--- INFORMATION PROVIDED ---
>> BEGIN
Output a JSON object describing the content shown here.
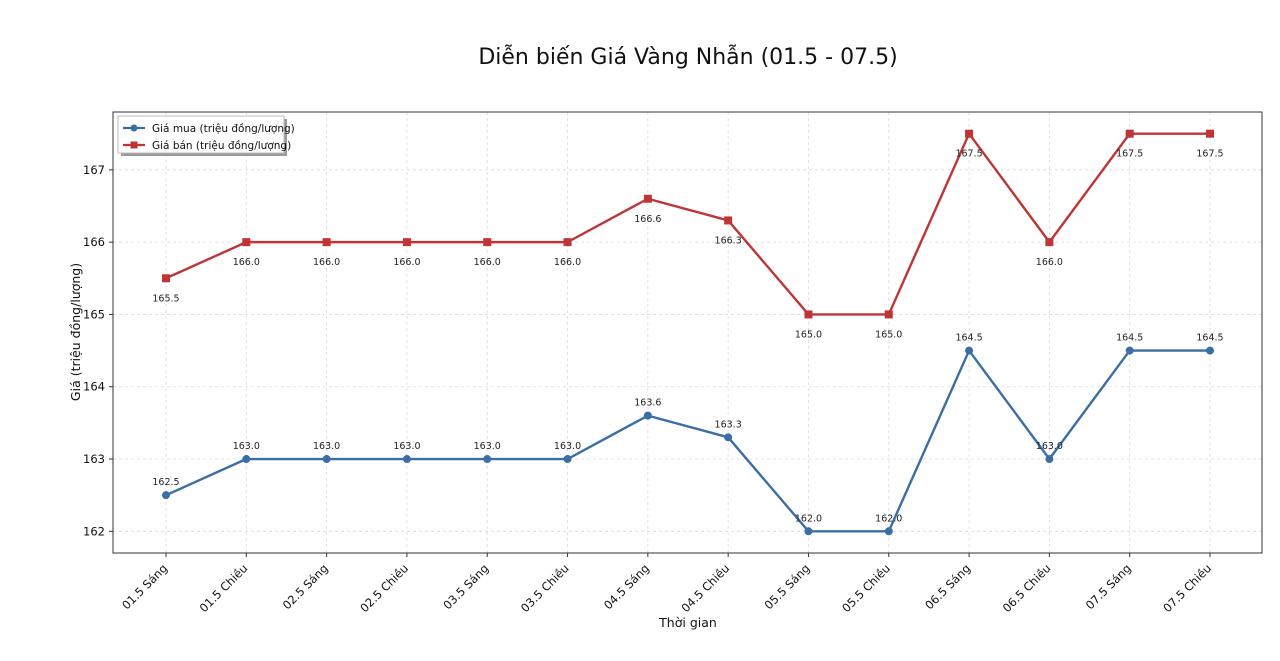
{
  "chart_data": {
    "type": "line",
    "title": "Diễn biến Giá Vàng Nhẫn (01.5 - 07.5)",
    "xlabel": "Thời gian",
    "ylabel": "Giá (triệu đồng/lượng)",
    "categories": [
      "01.5 Sáng",
      "01.5 Chiều",
      "02.5 Sáng",
      "02.5 Chiều",
      "03.5 Sáng",
      "03.5 Chiều",
      "04.5 Sáng",
      "04.5 Chiều",
      "05.5 Sáng",
      "05.5 Chiều",
      "06.5 Sáng",
      "06.5 Chiều",
      "07.5 Sáng",
      "07.5 Chiều"
    ],
    "yticks": [
      162,
      163,
      164,
      165,
      166,
      167
    ],
    "ylim": [
      161.7,
      167.8
    ],
    "grid": true,
    "legend_position": "top-left",
    "series": [
      {
        "name": "Giá mua (triệu đồng/lượng)",
        "color": "#3a6ea5",
        "marker": "circle",
        "label_position": "above",
        "values": [
          162.5,
          163.0,
          163.0,
          163.0,
          163.0,
          163.0,
          163.6,
          163.3,
          162.0,
          162.0,
          164.5,
          163.0,
          164.5,
          164.5
        ],
        "labels": [
          "162.5",
          "163.0",
          "163.0",
          "163.0",
          "163.0",
          "163.0",
          "163.6",
          "163.3",
          "162.0",
          "162.0",
          "164.5",
          "163.0",
          "164.5",
          "164.5"
        ]
      },
      {
        "name": "Giá bán (triệu đồng/lượng)",
        "color": "#bf3535",
        "marker": "square",
        "label_position": "below",
        "values": [
          165.5,
          166.0,
          166.0,
          166.0,
          166.0,
          166.0,
          166.6,
          166.3,
          165.0,
          165.0,
          167.5,
          166.0,
          167.5,
          167.5
        ],
        "labels": [
          "165.5",
          "166.0",
          "166.0",
          "166.0",
          "166.0",
          "166.0",
          "166.6",
          "166.3",
          "165.0",
          "165.0",
          "167.5",
          "166.0",
          "167.5",
          "167.5"
        ]
      }
    ]
  }
}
>> END
--- TASK DETAILS ---
Pick out all lines from the data above in which the word "name" appears.

--- FINAL ANSWER ---
        "name": "Giá mua (triệu đồng/lượng)",
        "name": "Giá bán (triệu đồng/lượng)",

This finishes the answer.